▶ _Your task_
Return, without alteration, the lines of the records beginning at the line that contains "result-item: 5 祛斑美白，29.9元美白淡斑霜，专业护肤品" and ending after the line that contains "close-button[interactable] — [98, 108, 112, 122]".

━━━ Data for processing

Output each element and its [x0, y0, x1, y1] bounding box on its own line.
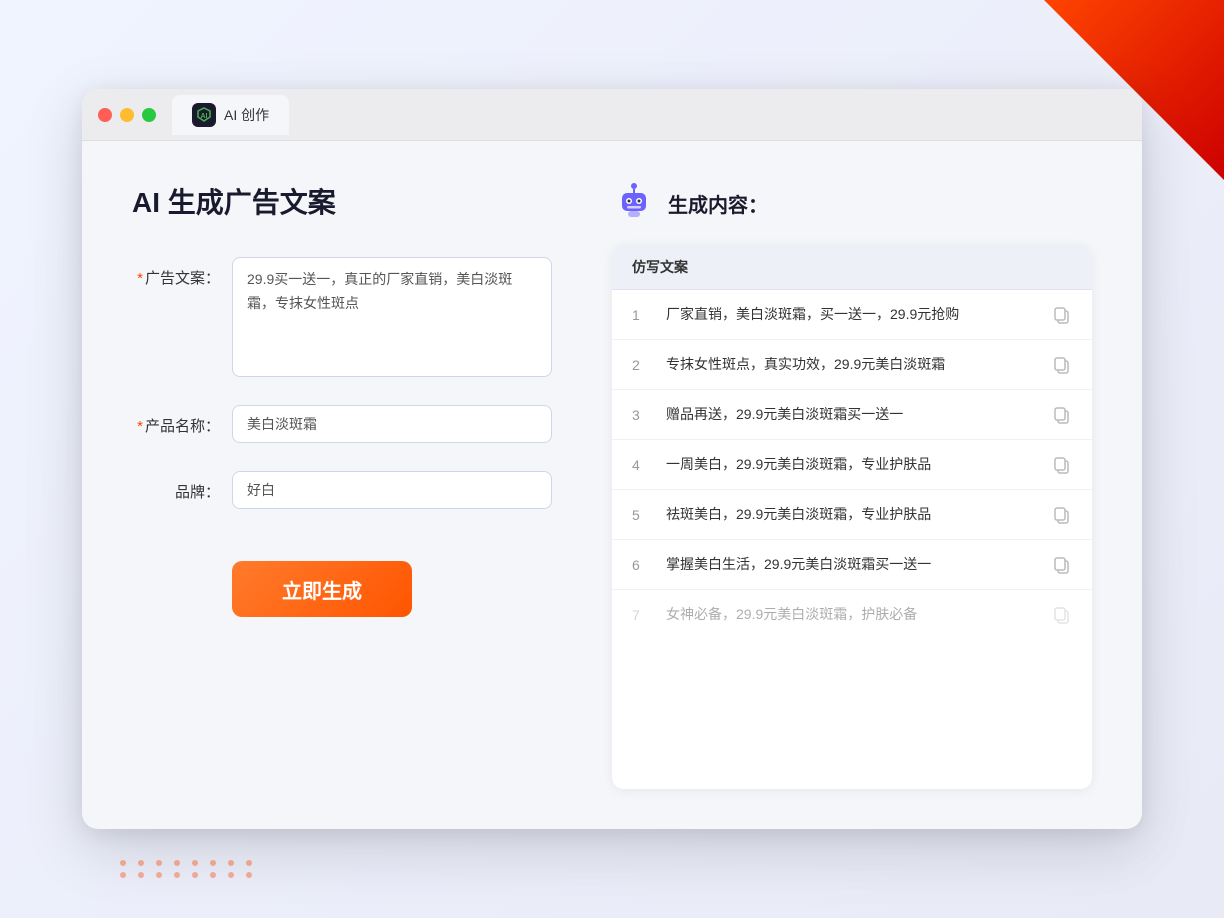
result-item: 5 祛斑美白，29.9元美白淡斑霜，专业护肤品 — [612, 490, 1092, 540]
result-item: 7 女神必备，29.9元美白淡斑霜，护肤必备 — [612, 590, 1092, 639]
result-text: 厂家直销，美白淡斑霜，买一送一，29.9元抢购 — [666, 304, 1038, 325]
ad-copy-label: *广告文案： — [132, 257, 232, 288]
product-name-group: *产品名称： 美白淡斑霜 — [132, 405, 552, 443]
svg-text:AI: AI — [201, 113, 208, 120]
result-item: 3 赠品再送，29.9元美白淡斑霜买一送一 — [612, 390, 1092, 440]
copy-icon[interactable] — [1052, 355, 1072, 375]
maximize-button[interactable] — [142, 108, 156, 122]
result-number: 4 — [632, 457, 652, 473]
brand-group: 品牌： 好白 — [132, 471, 552, 509]
result-text: 一周美白，29.9元美白淡斑霜，专业护肤品 — [666, 454, 1038, 475]
result-number: 3 — [632, 407, 652, 423]
close-button[interactable] — [98, 108, 112, 122]
main-content: AI 生成广告文案 *广告文案： 29.9买一送一，真正的厂家直销，美白淡斑霜，… — [82, 141, 1142, 829]
title-bar: AI AI 创作 — [82, 89, 1142, 141]
browser-tab[interactable]: AI AI 创作 — [172, 95, 289, 135]
result-number: 7 — [632, 607, 652, 623]
right-title: 生成内容： — [668, 189, 768, 218]
brand-input[interactable]: 好白 — [232, 471, 552, 509]
window-controls — [98, 108, 156, 122]
result-text: 赠品再送，29.9元美白淡斑霜买一送一 — [666, 404, 1038, 425]
ad-copy-group: *广告文案： 29.9买一送一，真正的厂家直销，美白淡斑霜，专抹女性斑点 — [132, 257, 552, 377]
result-number: 2 — [632, 357, 652, 373]
minimize-button[interactable] — [120, 108, 134, 122]
page-title: AI 生成广告文案 — [132, 181, 552, 221]
brand-label: 品牌： — [132, 471, 232, 502]
result-item: 2 专抹女性斑点，真实功效，29.9元美白淡斑霜 — [612, 340, 1092, 390]
copy-icon[interactable] — [1052, 305, 1072, 325]
results-header: 仿写文案 — [612, 245, 1092, 290]
result-text: 女神必备，29.9元美白淡斑霜，护肤必备 — [666, 604, 1038, 625]
robot-icon — [612, 181, 656, 225]
result-text: 专抹女性斑点，真实功效，29.9元美白淡斑霜 — [666, 354, 1038, 375]
product-name-input[interactable]: 美白淡斑霜 — [232, 405, 552, 443]
copy-icon[interactable] — [1052, 555, 1072, 575]
product-name-label: *产品名称： — [132, 405, 232, 436]
product-name-required: * — [137, 418, 143, 435]
right-panel: 生成内容： 仿写文案 1 厂家直销，美白淡斑霜，买一送一，29.9元抢购 2 专… — [612, 181, 1092, 789]
result-number: 6 — [632, 557, 652, 573]
results-container: 仿写文案 1 厂家直销，美白淡斑霜，买一送一，29.9元抢购 2 专抹女性斑点，… — [612, 245, 1092, 789]
results-list: 1 厂家直销，美白淡斑霜，买一送一，29.9元抢购 2 专抹女性斑点，真实功效，… — [612, 290, 1092, 639]
result-number: 5 — [632, 507, 652, 523]
result-item: 4 一周美白，29.9元美白淡斑霜，专业护肤品 — [612, 440, 1092, 490]
left-panel: AI 生成广告文案 *广告文案： 29.9买一送一，真正的厂家直销，美白淡斑霜，… — [132, 181, 552, 789]
result-text: 掌握美白生活，29.9元美白淡斑霜买一送一 — [666, 554, 1038, 575]
generate-button[interactable]: 立即生成 — [232, 561, 412, 617]
copy-icon[interactable] — [1052, 455, 1072, 475]
copy-icon[interactable] — [1052, 505, 1072, 525]
browser-window: AI AI 创作 AI 生成广告文案 *广告文案： 29.9买一送一，真正的厂家… — [82, 89, 1142, 829]
result-number: 1 — [632, 307, 652, 323]
ad-copy-input[interactable]: 29.9买一送一，真正的厂家直销，美白淡斑霜，专抹女性斑点 — [232, 257, 552, 377]
tab-label: AI 创作 — [224, 105, 269, 125]
tab-ai-icon: AI — [192, 103, 216, 127]
copy-icon[interactable] — [1052, 405, 1072, 425]
result-text: 祛斑美白，29.9元美白淡斑霜，专业护肤品 — [666, 504, 1038, 525]
ad-copy-required: * — [137, 270, 143, 287]
result-item: 6 掌握美白生活，29.9元美白淡斑霜买一送一 — [612, 540, 1092, 590]
right-header: 生成内容： — [612, 181, 1092, 225]
copy-icon[interactable] — [1052, 605, 1072, 625]
result-item: 1 厂家直销，美白淡斑霜，买一送一，29.9元抢购 — [612, 290, 1092, 340]
decorative-dots — [120, 860, 258, 878]
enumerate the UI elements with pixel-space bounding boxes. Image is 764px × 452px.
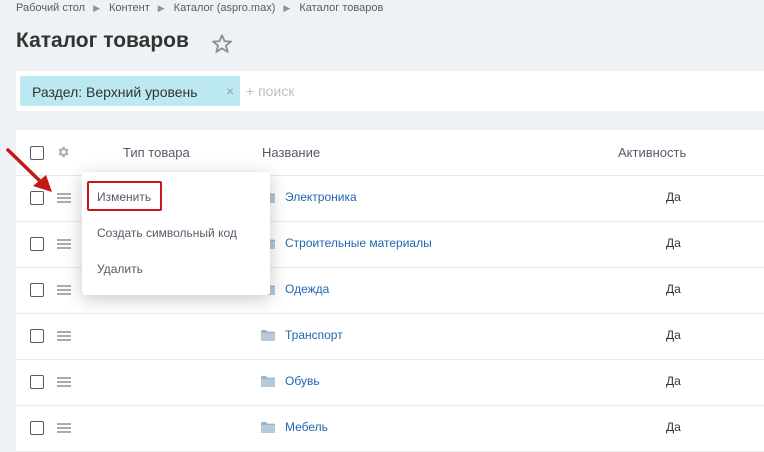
row-name-link[interactable]: Мебель [285, 420, 328, 434]
red-arrow-annotation [6, 148, 52, 192]
row-active-value: Да [666, 374, 681, 388]
column-header-product-type[interactable]: Тип товара [123, 145, 190, 160]
column-header-active[interactable]: Активность [618, 145, 686, 160]
chevron-right-icon: ▶ [93, 2, 100, 13]
row-name-link[interactable]: Транспорт [285, 328, 343, 342]
filter-bar[interactable]: Раздел: Верхний уровень × + поиск [16, 71, 764, 111]
menu-item-delete[interactable]: Удалить [97, 262, 143, 276]
row-active-value: Да [666, 420, 681, 434]
table-row[interactable]: Мебель Да [16, 405, 764, 452]
breadcrumb-item-catalog-aspro[interactable]: Каталог (aspro.max) [174, 2, 276, 14]
breadcrumb-item-product-catalog[interactable]: Каталог товаров [299, 2, 383, 14]
page-title: Каталог товаров [16, 29, 189, 52]
row-checkbox[interactable] [30, 237, 44, 251]
drag-handle-icon[interactable] [57, 423, 71, 433]
table-row[interactable]: Транспорт Да [16, 313, 764, 360]
breadcrumb-item-content[interactable]: Контент [109, 2, 150, 14]
row-checkbox[interactable] [30, 329, 44, 343]
menu-item-edit[interactable]: Изменить [97, 190, 151, 204]
chevron-right-icon: ▶ [283, 2, 291, 13]
grid-header: Тип товара Название Активность [16, 130, 764, 176]
row-checkbox[interactable] [30, 283, 44, 297]
chevron-right-icon: ▶ [157, 2, 165, 13]
star-icon[interactable] [211, 33, 233, 55]
row-active-value: Да [666, 236, 681, 250]
drag-handle-icon[interactable] [57, 331, 71, 341]
table-row[interactable]: Обувь Да [16, 359, 764, 406]
filter-chip-section[interactable]: Раздел: Верхний уровень × [20, 76, 240, 106]
row-checkbox[interactable] [30, 375, 44, 389]
row-active-value: Да [666, 282, 681, 296]
row-active-value: Да [666, 190, 681, 204]
row-name-link[interactable]: Строительные материалы [285, 236, 432, 250]
row-context-menu: Изменить Создать символьный код Удалить [82, 172, 270, 295]
drag-handle-icon[interactable] [57, 239, 71, 249]
folder-icon [261, 422, 275, 433]
row-checkbox[interactable] [30, 421, 44, 435]
row-name-link[interactable]: Электроника [285, 190, 357, 204]
chip-close-icon[interactable]: × [226, 83, 234, 99]
drag-handle-icon[interactable] [57, 377, 71, 387]
filter-chip-label: Раздел: Верхний уровень [32, 84, 198, 100]
breadcrumb: Рабочий стол ▶ Контент ▶ Каталог (aspro.… [16, 0, 383, 16]
folder-icon [261, 330, 275, 341]
column-header-name[interactable]: Название [262, 145, 320, 160]
search-input[interactable]: + поиск [246, 83, 294, 99]
row-name-link[interactable]: Обувь [285, 374, 320, 388]
folder-icon [261, 376, 275, 387]
breadcrumb-item-desktop[interactable]: Рабочий стол [16, 2, 85, 14]
row-active-value: Да [666, 328, 681, 342]
drag-handle-icon[interactable] [57, 285, 71, 295]
row-name-link[interactable]: Одежда [285, 282, 329, 296]
menu-item-create-code[interactable]: Создать символьный код [97, 226, 237, 240]
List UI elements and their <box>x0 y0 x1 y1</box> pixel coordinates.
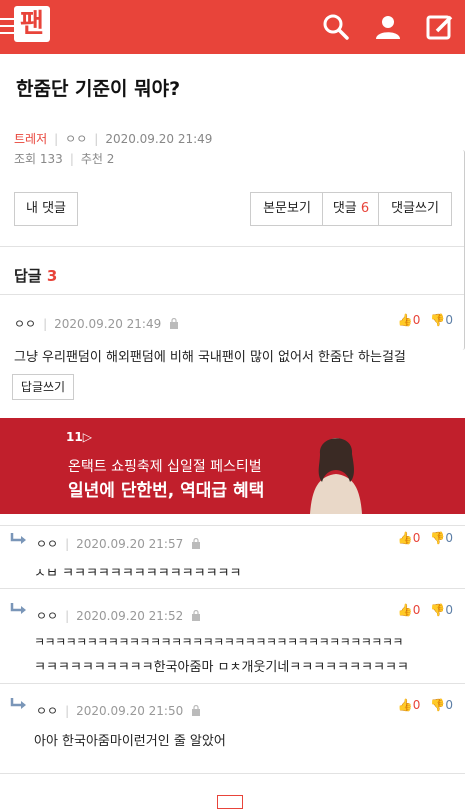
reply-arrow-icon <box>10 533 26 544</box>
downvote-count: 0 <box>445 313 453 327</box>
post-title: 한줌단 기준이 뭐야? <box>16 78 181 100</box>
comments-button[interactable]: 댓글 6 <box>322 192 380 226</box>
divider <box>0 525 465 526</box>
reply-votes: 👍0 👎0 <box>398 531 453 545</box>
post-stats: 조회 133 | 추천 2 <box>14 152 115 166</box>
ad-line1: 온택트 쇼핑축제 십일절 페스티벌 <box>68 459 262 475</box>
divider <box>0 246 465 247</box>
reply-text-line2: ㅋㅋㅋㅋㅋㅋㅋㅋㅋㅋ한국아줌마 ㅁㅊ개웃기네ㅋㅋㅋㅋㅋㅋㅋㅋㅋㅋ <box>34 660 409 675</box>
ad-model-image <box>310 438 362 514</box>
write-comment-button[interactable]: 댓글쓰기 <box>378 192 452 226</box>
downvote-button[interactable]: 👎0 <box>430 531 453 545</box>
reply-arrow-icon <box>10 698 26 709</box>
reply-nick[interactable]: ㅇㅇ <box>36 702 58 719</box>
reply-votes: 👍0 👎0 <box>398 698 453 712</box>
reply-arrow-icon <box>10 603 26 614</box>
scrollbar[interactable] <box>460 150 465 350</box>
comment-meta: ㅇㅇ | 2020.09.20 21:49 <box>14 315 179 332</box>
comment-nick[interactable]: ㅇㅇ <box>14 315 36 332</box>
upvote-count: 0 <box>412 531 421 545</box>
reply-text: ㅅㅂ ㅋㅋㅋㅋㅋㅋㅋㅋㅋㅋㅋㅋㅋㅋㅋ <box>34 566 242 581</box>
reply-text: ㅋㅋㅋㅋㅋㅋㅋㅋㅋㅋㅋㅋㅋㅋㅋㅋㅋㅋㅋㅋㅋㅋㅋㅋㅋㅋㅋㅋㅋㅋㅋㅋㅋㅋㅋ <box>34 635 403 649</box>
divider <box>0 773 465 774</box>
downvote-count: 0 <box>445 603 453 617</box>
lock-icon <box>192 538 201 549</box>
downvote-count: 0 <box>445 698 453 712</box>
ad-brand: 11▷ <box>66 430 92 444</box>
downvote-button[interactable]: 👎0 <box>430 313 453 327</box>
post-recommend: 추천 2 <box>80 152 115 166</box>
ad-line2: 일년에 단한번, 역대급 혜택 <box>68 481 265 501</box>
reply-meta: ㅇㅇ | 2020.09.20 21:52 <box>36 607 201 624</box>
lock-icon <box>192 610 201 621</box>
reply-meta: ㅇㅇ | 2020.09.20 21:57 <box>36 535 201 552</box>
upvote-count: 0 <box>412 698 421 712</box>
comments-count: 6 <box>360 201 370 216</box>
lock-icon <box>192 705 201 716</box>
replies-count: 3 <box>46 267 58 285</box>
lock-icon <box>170 318 179 329</box>
replies-heading: 답글 3 <box>14 265 57 286</box>
user-icon[interactable] <box>373 12 403 42</box>
post-views: 조회 133 <box>14 152 63 166</box>
reply-datetime: 2020.09.20 21:50 <box>76 703 184 718</box>
downvote-button[interactable]: 👎0 <box>430 698 453 712</box>
upvote-button[interactable]: 👍0 <box>398 603 421 617</box>
reply-button[interactable]: 답글쓰기 <box>12 374 74 400</box>
write-icon[interactable] <box>425 12 455 42</box>
downvote-count: 0 <box>445 531 453 545</box>
ad-banner[interactable]: 11▷ 온택트 쇼핑축제 십일절 페스티벌 일년에 단한번, 역대급 혜택 <box>0 418 465 514</box>
post-author[interactable]: 트레저 <box>14 132 47 146</box>
comment-text: 그냥 우리팬덤이 해외팬덤에 비해 국내팬이 많이 없어서 한줌단 하는걸걸 <box>14 350 406 365</box>
post-nickname: ㅇㅇ <box>65 132 88 146</box>
site-logo[interactable]: 팬 <box>14 6 50 42</box>
my-comments-button[interactable]: 내 댓글 <box>14 192 78 226</box>
reply-text: 아아 한국아줌마이런거인 줄 알았어 <box>34 734 226 749</box>
divider <box>0 683 465 684</box>
pagination-box[interactable] <box>217 795 243 809</box>
downvote-button[interactable]: 👎0 <box>430 603 453 617</box>
top-bar: 팬 <box>0 0 465 54</box>
upvote-count: 0 <box>412 603 421 617</box>
replies-label: 답글 <box>14 267 42 285</box>
reply-datetime: 2020.09.20 21:52 <box>76 608 184 623</box>
view-post-button[interactable]: 본문보기 <box>250 192 324 226</box>
reply-datetime: 2020.09.20 21:57 <box>76 536 184 551</box>
post-datetime: 2020.09.20 21:49 <box>105 132 213 146</box>
upvote-button[interactable]: 👍0 <box>398 531 421 545</box>
divider <box>0 294 465 295</box>
search-icon[interactable] <box>321 12 351 42</box>
comment-votes: 👍0 👎0 <box>398 313 453 327</box>
comments-label: 댓글 <box>332 201 357 216</box>
comment-datetime: 2020.09.20 21:49 <box>54 316 162 331</box>
reply-nick[interactable]: ㅇㅇ <box>36 607 58 624</box>
upvote-button[interactable]: 👍0 <box>398 698 421 712</box>
reply-votes: 👍0 👎0 <box>398 603 453 617</box>
divider <box>0 588 465 589</box>
upvote-button[interactable]: 👍0 <box>398 313 421 327</box>
reply-nick[interactable]: ㅇㅇ <box>36 535 58 552</box>
menu-icon[interactable] <box>0 18 14 36</box>
upvote-count: 0 <box>412 313 421 327</box>
reply-meta: ㅇㅇ | 2020.09.20 21:50 <box>36 702 201 719</box>
post-meta: 트레저 | ㅇㅇ | 2020.09.20 21:49 <box>14 132 213 146</box>
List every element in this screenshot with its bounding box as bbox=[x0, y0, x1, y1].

━━━━━━

▶ _Expected output_
result-item: 5 祛斑美白，29.9元美白淡斑霜，专业护肤品 — [612, 490, 1092, 540]
result-item: 7 女神必备，29.9元美白淡斑霜，护肤必备 — [612, 590, 1092, 639]
result-text: 厂家直销，美白淡斑霜，买一送一，29.9元抢购 — [666, 304, 1038, 325]
ad-copy-label: *广告文案： — [132, 257, 232, 288]
product-name-group: *产品名称： 美白淡斑霜 — [132, 405, 552, 443]
svg-text:AI: AI — [201, 113, 208, 120]
result-item: 3 赠品再送，29.9元美白淡斑霜买一送一 — [612, 390, 1092, 440]
copy-icon[interactable] — [1052, 355, 1072, 375]
maximize-button[interactable] — [142, 108, 156, 122]
result-number: 4 — [632, 457, 652, 473]
brand-group: 品牌： 好白 — [132, 471, 552, 509]
result-text: 一周美白，29.9元美白淡斑霜，专业护肤品 — [666, 454, 1038, 475]
result-number: 3 — [632, 407, 652, 423]
close-button[interactable] — [98, 108, 112, 122]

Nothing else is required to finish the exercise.